■ To be done
Search the data for the word "JSON". Reproduce every line where it is found.
::: Provided material
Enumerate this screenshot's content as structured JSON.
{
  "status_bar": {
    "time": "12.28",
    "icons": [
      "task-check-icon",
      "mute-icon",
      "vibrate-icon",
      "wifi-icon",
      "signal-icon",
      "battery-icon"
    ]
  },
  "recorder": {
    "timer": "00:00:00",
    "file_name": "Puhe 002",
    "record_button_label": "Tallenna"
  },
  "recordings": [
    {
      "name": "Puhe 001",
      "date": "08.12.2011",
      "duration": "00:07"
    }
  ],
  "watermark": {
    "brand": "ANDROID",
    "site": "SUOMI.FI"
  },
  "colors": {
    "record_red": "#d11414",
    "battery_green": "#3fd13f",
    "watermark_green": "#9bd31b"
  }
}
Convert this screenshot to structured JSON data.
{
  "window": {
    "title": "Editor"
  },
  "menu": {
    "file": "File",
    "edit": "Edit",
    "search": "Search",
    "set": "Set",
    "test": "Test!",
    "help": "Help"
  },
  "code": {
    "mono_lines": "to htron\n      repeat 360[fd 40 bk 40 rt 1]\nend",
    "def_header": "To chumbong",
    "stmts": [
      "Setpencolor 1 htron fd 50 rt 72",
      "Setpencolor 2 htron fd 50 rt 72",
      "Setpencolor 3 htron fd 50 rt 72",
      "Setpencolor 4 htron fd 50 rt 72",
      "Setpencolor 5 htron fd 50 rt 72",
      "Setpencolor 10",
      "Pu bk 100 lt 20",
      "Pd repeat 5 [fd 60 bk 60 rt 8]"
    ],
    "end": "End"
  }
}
::::::
■ Written response
Enumerate this screenshot's content as structured JSON.
Convert this screenshot to structured JSON data.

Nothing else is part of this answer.